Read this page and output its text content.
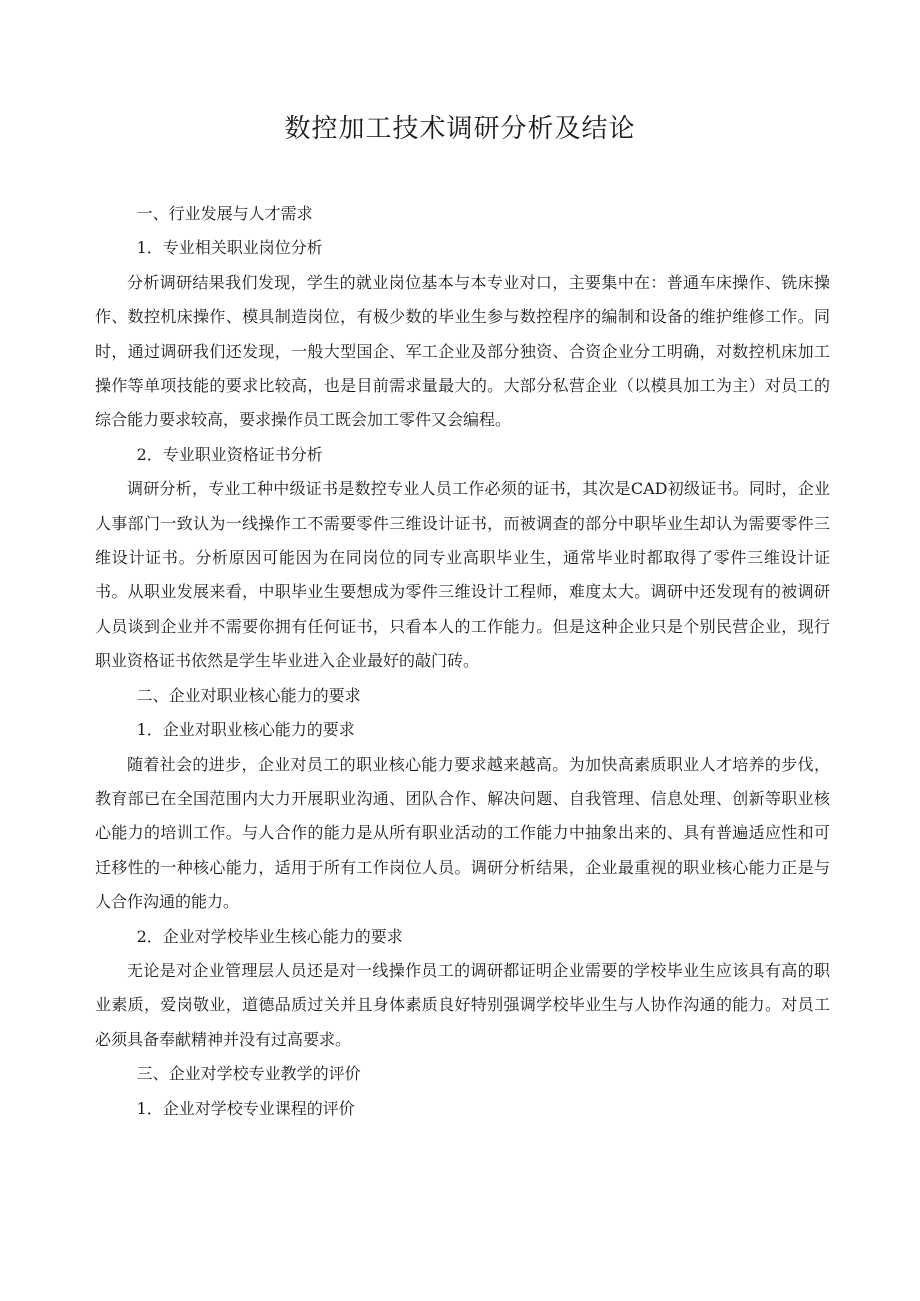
数控加工技术调研分析及结论

一、行业发展与人才需求

1．专业相关职业岗位分析

分析调研结果我们发现，学生的就业岗位基本与本专业对口，主要集中在：普通车床操作、铣床操作、数控机床操作、模具制造岗位，有极少数的毕业生参与数控程序的编制和设备的维护维修工作。同时，通过调研我们还发现，一般大型国企、军工企业及部分独资、合资企业分工明确，对数控机床加工操作等单项技能的要求比较高，也是目前需求量最大的。大部分私营企业（以模具加工为主）对员工的综合能力要求较高，要求操作员工既会加工零件又会编程。

2．专业职业资格证书分析

调研分析，专业工种中级证书是数控专业人员工作必须的证书，其次是CAD初级证书。同时，企业人事部门一致认为一线操作工不需要零件三维设计证书，而被调查的部分中职毕业生却认为需要零件三维设计证书。分析原因可能因为在同岗位的同专业高职毕业生，通常毕业时都取得了零件三维设计证书。从职业发展来看，中职毕业生要想成为零件三维设计工程师，难度太大。调研中还发现有的被调研人员谈到企业并不需要你拥有任何证书，只看本人的工作能力。但是这种企业只是个别民营企业，现行职业资格证书依然是学生毕业进入企业最好的敲门砖。

二、企业对职业核心能力的要求

1．企业对职业核心能力的要求

随着社会的进步，企业对员工的职业核心能力要求越来越高。为加快高素质职业人才培养的步伐，教育部已在全国范围内大力开展职业沟通、团队合作、解决问题、自我管理、信息处理、创新等职业核心能力的培训工作。与人合作的能力是从所有职业活动的工作能力中抽象出来的、具有普遍适应性和可迁移性的一种核心能力，适用于所有工作岗位人员。调研分析结果，企业最重视的职业核心能力正是与人合作沟通的能力。

2．企业对学校毕业生核心能力的要求

无论是对企业管理层人员还是对一线操作员工的调研都证明企业需要的学校毕业生应该具有高的职业素质，爱岗敬业，道德品质过关并且身体素质良好特别强调学校毕业生与人协作沟通的能力。对员工必须具备奉献精神并没有过高要求。

三、企业对学校专业教学的评价

1．企业对学校专业课程的评价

- Given exercise
Leave out the pictures and retype every line above exactly.

- Response
Read this page and output its text content.
数控加工技术调研分析及结论

一、行业发展与人才需求

1．专业相关职业岗位分析

分析调研结果我们发现，学生的就业岗位基本与本专业对口，主要集中在：普通车床操作、铣床操作、数控机床操作、模具制造岗位，有极少数的毕业生参与数控程序的编制和设备的维护维修工作。同时，通过调研我们还发现，一般大型国企、军工企业及部分独资、合资企业分工明确，对数控机床加工操作等单项技能的要求比较高，也是目前需求量最大的。大部分私营企业（以模具加工为主）对员工的综合能力要求较高，要求操作员工既会加工零件又会编程。

2．专业职业资格证书分析

调研分析，专业工种中级证书是数控专业人员工作必须的证书，其次是CAD初级证书。同时，企业人事部门一致认为一线操作工不需要零件三维设计证书，而被调查的部分中职毕业生却认为需要零件三维设计证书。分析原因可能因为在同岗位的同专业高职毕业生，通常毕业时都取得了零件三维设计证书。从职业发展来看，中职毕业生要想成为零件三维设计工程师，难度太大。调研中还发现有的被调研人员谈到企业并不需要你拥有任何证书，只看本人的工作能力。但是这种企业只是个别民营企业，现行职业资格证书依然是学生毕业进入企业最好的敲门砖。

二、企业对职业核心能力的要求

1．企业对职业核心能力的要求

随着社会的进步，企业对员工的职业核心能力要求越来越高。为加快高素质职业人才培养的步伐，教育部已在全国范围内大力开展职业沟通、团队合作、解决问题、自我管理、信息处理、创新等职业核心能力的培训工作。与人合作的能力是从所有职业活动的工作能力中抽象出来的、具有普遍适应性和可迁移性的一种核心能力，适用于所有工作岗位人员。调研分析结果，企业最重视的职业核心能力正是与人合作沟通的能力。

2．企业对学校毕业生核心能力的要求

无论是对企业管理层人员还是对一线操作员工的调研都证明企业需要的学校毕业生应该具有高的职业素质，爱岗敬业，道德品质过关并且身体素质良好特别强调学校毕业生与人协作沟通的能力。对员工必须具备奉献精神并没有过高要求。

三、企业对学校专业教学的评价

1．企业对学校专业课程的评价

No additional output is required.